## START Given data

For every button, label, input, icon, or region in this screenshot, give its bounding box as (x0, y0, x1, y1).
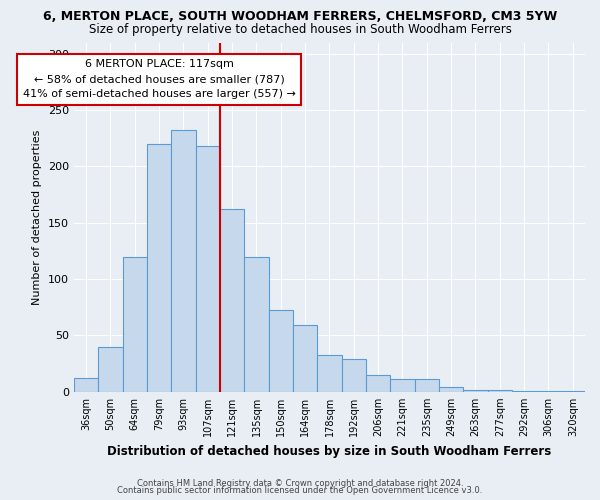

## END Given data
## START Given data

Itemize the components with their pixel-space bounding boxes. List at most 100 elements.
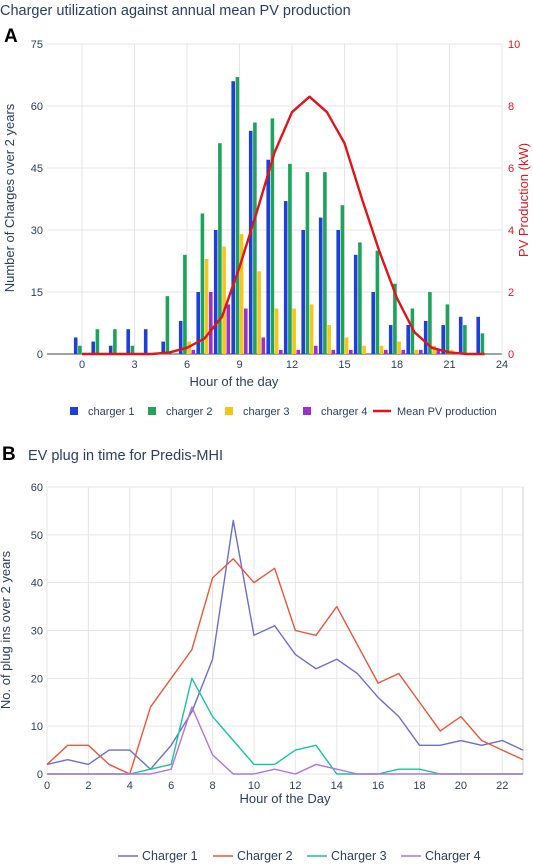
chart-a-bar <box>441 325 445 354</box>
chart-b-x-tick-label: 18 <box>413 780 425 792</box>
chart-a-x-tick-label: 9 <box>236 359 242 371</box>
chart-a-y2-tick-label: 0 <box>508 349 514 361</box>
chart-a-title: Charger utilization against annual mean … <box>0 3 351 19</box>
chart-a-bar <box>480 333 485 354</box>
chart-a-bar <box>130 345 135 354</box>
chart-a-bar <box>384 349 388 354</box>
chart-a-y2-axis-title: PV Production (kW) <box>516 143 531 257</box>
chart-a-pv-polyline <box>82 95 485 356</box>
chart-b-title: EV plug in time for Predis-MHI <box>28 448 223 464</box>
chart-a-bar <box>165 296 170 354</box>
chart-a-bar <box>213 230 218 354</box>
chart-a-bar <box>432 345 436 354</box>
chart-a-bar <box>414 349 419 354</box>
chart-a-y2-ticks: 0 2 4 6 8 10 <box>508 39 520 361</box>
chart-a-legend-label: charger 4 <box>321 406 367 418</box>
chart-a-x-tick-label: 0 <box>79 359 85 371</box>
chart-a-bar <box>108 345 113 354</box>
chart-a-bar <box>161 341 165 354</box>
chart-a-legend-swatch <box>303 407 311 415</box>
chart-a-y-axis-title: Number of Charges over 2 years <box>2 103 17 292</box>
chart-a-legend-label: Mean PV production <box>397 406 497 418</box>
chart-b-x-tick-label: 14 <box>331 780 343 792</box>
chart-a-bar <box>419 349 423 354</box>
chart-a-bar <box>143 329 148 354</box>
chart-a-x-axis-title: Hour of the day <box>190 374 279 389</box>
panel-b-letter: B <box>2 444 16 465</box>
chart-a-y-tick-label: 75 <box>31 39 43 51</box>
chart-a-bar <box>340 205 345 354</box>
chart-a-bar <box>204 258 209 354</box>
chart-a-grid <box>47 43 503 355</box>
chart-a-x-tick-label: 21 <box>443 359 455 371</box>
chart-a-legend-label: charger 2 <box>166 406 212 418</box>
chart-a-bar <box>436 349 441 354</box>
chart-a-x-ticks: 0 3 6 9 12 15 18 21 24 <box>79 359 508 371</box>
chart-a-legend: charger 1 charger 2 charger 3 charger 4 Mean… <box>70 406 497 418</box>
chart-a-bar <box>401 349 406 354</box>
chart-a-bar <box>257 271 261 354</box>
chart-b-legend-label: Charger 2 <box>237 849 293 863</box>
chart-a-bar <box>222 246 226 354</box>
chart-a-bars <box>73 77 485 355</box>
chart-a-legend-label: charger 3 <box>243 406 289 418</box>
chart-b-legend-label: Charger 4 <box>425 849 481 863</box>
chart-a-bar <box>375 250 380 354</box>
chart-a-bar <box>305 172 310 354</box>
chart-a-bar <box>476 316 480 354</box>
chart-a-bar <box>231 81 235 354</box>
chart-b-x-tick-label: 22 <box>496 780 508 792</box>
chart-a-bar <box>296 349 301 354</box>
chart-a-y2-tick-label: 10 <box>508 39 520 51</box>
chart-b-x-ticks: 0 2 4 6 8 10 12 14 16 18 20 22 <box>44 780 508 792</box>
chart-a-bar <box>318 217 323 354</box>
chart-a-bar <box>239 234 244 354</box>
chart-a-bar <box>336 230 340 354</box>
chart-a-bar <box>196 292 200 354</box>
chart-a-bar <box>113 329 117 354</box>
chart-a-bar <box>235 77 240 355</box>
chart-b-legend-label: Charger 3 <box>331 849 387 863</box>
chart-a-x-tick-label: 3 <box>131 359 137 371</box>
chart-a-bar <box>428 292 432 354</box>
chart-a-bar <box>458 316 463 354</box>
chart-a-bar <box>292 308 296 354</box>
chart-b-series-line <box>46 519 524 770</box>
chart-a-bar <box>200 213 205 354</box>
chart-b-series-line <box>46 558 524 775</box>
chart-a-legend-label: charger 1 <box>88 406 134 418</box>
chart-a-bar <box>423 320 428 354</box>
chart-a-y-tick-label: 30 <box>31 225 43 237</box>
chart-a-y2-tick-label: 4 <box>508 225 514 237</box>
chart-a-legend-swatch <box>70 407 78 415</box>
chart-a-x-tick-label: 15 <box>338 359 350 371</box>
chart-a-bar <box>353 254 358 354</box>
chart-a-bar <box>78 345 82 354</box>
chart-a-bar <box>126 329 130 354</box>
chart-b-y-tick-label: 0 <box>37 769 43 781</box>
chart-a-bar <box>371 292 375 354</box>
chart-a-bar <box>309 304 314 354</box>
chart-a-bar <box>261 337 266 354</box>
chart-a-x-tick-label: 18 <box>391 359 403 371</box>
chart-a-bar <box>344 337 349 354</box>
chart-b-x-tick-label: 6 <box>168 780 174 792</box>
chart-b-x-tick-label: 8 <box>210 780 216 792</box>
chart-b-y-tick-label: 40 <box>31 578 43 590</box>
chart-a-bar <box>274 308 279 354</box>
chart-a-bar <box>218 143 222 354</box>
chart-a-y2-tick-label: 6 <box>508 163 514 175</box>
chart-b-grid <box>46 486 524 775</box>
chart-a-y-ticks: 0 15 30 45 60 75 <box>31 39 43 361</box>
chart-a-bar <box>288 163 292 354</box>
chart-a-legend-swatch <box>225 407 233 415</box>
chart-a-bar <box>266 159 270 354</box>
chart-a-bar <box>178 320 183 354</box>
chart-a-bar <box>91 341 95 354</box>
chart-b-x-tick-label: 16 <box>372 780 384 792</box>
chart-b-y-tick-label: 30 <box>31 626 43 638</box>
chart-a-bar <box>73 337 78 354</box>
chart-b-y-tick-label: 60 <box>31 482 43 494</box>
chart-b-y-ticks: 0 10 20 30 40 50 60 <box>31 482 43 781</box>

## END Given data
## START Given data

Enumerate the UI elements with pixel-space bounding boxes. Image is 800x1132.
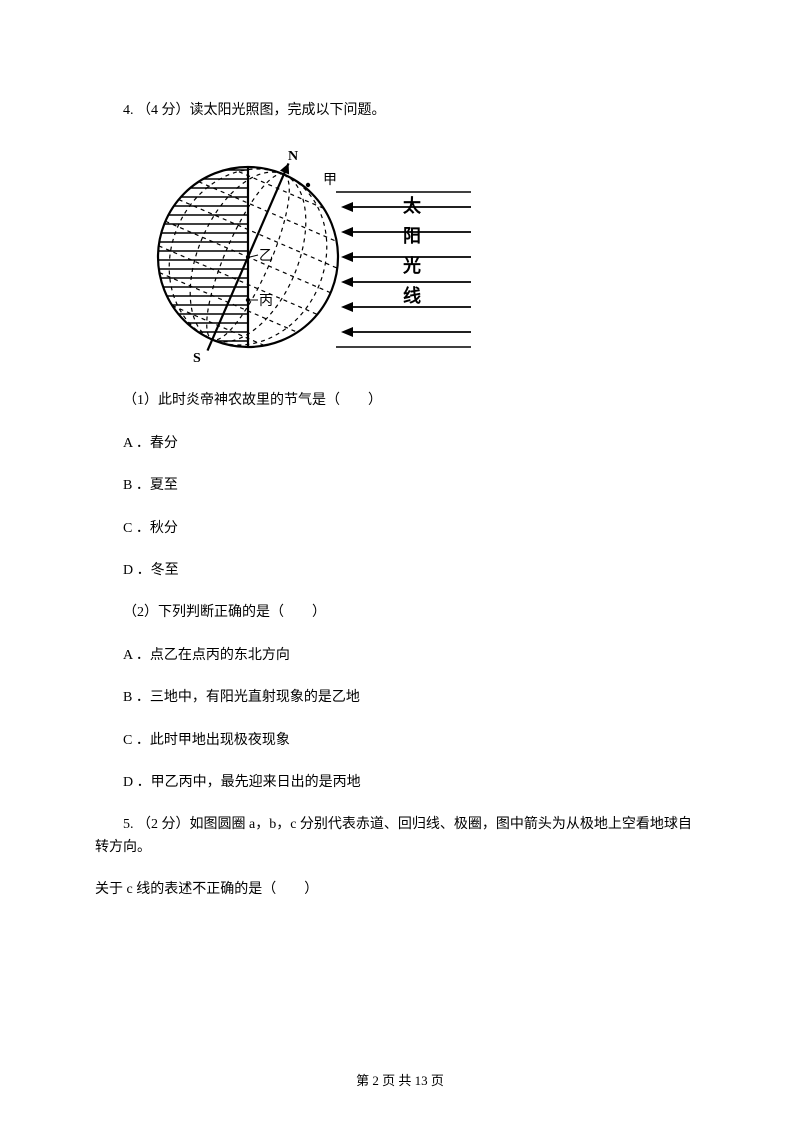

## END Given data

Given task
Copy the stretch of the items from the line containing "Itemize the components" through the line containing "chart-a-title: Charger utilization", swapping "pixel-space" for "image-space" and leaving everything else unchanged. Omit the picture from your answer.

Solved problem
Itemize the components with their image-space bounding boxes. List at most 100 elements.
chart-a-bar <box>441 325 445 354</box>
chart-b-x-tick-label: 18 <box>413 780 425 792</box>
chart-a-x-tick-label: 9 <box>236 359 242 371</box>
chart-a-y2-tick-label: 0 <box>508 349 514 361</box>
chart-a-title: Charger utilization against annual mean … <box>0 3 351 19</box>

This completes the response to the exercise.